(Extracts from a graphics dataset)
-*-

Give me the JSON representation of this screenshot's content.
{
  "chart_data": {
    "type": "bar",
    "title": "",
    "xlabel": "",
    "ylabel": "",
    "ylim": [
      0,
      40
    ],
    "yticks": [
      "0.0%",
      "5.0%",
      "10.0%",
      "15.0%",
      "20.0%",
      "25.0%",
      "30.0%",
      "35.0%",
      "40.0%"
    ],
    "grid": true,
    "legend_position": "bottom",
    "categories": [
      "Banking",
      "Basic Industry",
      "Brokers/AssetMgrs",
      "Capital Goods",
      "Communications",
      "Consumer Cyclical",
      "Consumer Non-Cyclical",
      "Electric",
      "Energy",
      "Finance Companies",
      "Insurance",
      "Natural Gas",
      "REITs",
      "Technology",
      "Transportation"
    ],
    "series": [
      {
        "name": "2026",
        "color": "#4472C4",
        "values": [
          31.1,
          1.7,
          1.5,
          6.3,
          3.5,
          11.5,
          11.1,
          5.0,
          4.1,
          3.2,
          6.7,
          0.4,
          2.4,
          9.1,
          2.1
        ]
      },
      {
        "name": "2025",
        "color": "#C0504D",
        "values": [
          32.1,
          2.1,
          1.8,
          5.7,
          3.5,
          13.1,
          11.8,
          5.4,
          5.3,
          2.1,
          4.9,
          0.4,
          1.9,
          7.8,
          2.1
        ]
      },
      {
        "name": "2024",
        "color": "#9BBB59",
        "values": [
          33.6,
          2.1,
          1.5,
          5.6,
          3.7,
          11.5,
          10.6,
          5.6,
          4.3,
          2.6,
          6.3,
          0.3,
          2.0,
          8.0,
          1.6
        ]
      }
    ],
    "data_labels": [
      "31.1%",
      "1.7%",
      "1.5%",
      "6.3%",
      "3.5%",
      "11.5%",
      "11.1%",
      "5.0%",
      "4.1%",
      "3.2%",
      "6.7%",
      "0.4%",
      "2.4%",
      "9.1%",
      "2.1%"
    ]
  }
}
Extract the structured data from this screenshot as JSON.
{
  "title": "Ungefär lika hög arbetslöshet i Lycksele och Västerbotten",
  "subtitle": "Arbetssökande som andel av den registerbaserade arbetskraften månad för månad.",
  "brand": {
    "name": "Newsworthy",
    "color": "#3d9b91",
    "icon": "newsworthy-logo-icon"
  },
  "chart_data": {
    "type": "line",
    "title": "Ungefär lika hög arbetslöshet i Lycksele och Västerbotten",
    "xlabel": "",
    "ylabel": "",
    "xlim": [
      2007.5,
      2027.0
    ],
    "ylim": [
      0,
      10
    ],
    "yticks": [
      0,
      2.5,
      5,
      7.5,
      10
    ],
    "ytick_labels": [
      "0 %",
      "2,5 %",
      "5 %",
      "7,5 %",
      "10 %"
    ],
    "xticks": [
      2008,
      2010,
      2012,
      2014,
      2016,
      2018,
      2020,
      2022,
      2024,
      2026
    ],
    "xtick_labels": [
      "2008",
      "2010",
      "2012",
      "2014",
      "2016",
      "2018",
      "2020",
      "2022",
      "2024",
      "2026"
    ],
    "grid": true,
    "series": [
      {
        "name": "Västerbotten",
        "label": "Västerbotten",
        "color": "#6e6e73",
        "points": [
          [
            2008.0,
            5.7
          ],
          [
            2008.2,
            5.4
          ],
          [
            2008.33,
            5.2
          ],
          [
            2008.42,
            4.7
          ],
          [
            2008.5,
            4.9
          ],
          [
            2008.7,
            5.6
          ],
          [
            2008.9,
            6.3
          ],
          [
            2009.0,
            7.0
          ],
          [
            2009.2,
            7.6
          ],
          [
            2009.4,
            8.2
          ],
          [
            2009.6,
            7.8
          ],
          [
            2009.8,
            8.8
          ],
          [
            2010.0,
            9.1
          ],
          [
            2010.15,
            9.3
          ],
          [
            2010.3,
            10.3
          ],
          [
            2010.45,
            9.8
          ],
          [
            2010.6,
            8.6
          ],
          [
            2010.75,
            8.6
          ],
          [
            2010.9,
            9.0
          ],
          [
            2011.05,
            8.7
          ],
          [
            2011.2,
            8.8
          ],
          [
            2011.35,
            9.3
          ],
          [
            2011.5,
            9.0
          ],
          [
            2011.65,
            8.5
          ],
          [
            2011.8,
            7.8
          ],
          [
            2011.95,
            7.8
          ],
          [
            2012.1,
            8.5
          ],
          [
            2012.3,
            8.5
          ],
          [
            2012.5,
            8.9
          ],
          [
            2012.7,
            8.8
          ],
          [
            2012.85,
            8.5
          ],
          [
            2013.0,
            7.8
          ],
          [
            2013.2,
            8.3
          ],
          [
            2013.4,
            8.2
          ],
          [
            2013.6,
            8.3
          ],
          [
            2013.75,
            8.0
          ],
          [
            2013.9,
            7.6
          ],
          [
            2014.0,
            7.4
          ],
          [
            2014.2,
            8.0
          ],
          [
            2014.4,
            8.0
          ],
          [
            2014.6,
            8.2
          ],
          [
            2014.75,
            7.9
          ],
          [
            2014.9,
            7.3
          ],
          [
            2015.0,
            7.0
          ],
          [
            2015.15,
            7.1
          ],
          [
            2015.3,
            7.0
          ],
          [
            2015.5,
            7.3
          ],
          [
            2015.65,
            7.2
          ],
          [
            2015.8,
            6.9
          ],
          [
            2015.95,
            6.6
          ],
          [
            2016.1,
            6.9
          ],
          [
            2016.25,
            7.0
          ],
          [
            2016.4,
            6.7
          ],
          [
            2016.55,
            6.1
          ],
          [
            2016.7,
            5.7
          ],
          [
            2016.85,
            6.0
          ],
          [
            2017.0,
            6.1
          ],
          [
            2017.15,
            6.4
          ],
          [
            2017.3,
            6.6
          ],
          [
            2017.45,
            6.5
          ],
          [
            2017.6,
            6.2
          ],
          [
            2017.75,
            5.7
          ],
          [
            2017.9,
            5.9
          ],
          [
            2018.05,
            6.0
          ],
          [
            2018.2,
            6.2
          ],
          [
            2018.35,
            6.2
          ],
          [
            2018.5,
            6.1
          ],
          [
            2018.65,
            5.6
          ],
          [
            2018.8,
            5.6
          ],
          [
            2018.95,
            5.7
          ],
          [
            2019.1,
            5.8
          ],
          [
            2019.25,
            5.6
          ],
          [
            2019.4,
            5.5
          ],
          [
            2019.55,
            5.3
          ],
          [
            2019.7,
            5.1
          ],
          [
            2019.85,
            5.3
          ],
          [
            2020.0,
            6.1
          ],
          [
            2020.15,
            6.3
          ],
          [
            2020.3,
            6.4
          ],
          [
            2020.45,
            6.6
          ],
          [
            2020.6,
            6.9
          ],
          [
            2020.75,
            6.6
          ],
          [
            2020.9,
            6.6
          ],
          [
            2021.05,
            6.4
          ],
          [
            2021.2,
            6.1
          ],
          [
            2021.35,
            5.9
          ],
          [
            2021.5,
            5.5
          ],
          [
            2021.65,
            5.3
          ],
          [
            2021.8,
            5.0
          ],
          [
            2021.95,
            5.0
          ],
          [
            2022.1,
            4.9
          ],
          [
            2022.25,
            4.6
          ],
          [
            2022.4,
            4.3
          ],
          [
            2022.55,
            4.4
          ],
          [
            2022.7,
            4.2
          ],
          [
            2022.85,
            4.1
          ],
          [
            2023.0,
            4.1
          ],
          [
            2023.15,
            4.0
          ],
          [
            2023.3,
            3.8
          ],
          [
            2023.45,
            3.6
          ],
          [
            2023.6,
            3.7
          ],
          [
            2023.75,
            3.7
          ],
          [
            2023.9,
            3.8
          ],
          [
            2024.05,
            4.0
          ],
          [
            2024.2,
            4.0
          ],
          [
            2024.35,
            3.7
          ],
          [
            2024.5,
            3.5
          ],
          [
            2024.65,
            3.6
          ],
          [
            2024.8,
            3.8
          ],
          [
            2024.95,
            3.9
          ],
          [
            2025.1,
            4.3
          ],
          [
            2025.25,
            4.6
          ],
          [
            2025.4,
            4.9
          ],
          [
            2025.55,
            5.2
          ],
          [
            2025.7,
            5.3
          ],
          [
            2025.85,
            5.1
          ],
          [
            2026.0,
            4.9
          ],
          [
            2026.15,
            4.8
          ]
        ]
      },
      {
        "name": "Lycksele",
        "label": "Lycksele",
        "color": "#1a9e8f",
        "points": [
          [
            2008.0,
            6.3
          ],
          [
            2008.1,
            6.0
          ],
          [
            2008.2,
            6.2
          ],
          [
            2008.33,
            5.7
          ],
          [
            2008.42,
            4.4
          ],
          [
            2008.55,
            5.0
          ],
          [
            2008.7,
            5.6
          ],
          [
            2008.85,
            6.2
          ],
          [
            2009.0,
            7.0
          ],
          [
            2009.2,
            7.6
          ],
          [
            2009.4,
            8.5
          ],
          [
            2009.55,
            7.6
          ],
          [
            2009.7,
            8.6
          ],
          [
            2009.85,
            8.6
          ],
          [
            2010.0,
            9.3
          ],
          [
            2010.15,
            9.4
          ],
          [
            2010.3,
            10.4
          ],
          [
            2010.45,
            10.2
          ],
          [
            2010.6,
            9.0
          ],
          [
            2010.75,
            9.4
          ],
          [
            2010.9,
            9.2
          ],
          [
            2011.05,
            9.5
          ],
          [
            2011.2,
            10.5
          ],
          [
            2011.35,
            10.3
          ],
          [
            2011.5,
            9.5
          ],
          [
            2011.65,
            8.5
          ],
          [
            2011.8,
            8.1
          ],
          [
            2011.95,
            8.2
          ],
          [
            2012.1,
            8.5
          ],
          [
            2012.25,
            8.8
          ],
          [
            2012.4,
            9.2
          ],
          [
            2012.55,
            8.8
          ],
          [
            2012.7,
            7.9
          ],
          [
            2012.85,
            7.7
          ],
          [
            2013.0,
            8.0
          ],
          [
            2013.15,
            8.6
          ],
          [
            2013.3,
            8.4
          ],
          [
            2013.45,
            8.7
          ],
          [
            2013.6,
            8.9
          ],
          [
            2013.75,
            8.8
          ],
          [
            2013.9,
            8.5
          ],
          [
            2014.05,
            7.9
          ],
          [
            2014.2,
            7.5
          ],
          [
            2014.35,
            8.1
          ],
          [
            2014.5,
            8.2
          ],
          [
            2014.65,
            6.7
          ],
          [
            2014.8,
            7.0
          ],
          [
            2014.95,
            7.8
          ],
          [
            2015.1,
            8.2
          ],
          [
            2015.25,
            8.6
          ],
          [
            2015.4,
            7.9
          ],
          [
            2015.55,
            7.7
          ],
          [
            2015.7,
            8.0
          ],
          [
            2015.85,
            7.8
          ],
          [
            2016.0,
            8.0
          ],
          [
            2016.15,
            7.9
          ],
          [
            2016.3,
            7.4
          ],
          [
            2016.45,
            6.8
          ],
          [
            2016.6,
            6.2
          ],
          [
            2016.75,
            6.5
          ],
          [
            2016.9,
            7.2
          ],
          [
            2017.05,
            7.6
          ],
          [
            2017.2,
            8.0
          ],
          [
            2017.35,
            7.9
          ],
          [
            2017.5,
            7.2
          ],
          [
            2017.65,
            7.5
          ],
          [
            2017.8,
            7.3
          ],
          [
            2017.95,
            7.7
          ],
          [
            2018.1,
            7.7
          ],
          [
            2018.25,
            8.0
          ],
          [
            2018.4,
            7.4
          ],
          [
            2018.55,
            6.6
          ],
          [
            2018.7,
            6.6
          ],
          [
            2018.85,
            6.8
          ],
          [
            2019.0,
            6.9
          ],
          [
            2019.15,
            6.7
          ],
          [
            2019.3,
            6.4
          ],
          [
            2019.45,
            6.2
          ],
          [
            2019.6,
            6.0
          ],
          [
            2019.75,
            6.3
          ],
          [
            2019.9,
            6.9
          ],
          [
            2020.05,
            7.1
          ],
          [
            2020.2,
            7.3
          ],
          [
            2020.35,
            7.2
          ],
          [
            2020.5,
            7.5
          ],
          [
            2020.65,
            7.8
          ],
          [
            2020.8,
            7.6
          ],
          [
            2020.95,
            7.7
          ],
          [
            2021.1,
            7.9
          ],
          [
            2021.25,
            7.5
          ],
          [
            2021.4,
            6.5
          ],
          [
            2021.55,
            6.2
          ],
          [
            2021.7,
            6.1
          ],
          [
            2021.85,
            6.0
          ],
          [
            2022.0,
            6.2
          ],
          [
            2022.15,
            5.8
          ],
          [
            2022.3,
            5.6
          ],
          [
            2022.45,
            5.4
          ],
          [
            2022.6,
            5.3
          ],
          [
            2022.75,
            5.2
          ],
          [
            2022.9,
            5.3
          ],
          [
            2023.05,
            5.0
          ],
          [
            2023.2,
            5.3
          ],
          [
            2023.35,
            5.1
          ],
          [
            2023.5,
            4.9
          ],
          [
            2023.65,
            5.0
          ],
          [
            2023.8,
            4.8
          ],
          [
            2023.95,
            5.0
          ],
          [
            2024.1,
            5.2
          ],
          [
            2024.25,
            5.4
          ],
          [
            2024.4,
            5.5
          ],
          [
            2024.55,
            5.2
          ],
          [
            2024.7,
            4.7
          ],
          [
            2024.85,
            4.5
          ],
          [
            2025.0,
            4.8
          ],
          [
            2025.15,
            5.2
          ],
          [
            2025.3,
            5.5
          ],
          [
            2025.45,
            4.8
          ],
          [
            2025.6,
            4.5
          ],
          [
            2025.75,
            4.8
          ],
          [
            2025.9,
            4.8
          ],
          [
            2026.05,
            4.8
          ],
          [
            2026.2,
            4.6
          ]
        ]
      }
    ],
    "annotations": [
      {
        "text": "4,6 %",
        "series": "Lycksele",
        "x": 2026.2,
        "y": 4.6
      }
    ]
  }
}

-*-

Task to complete:
From the listing, copy every line where the string "color" appears.

Solution to the problem:
        "color": "#4472C4",
        "color": "#C0504D",
        "color": "#9BBB59",
    "color": "#3d9b91",
        "color": "#6e6e73",
        "color": "#1a9e8f",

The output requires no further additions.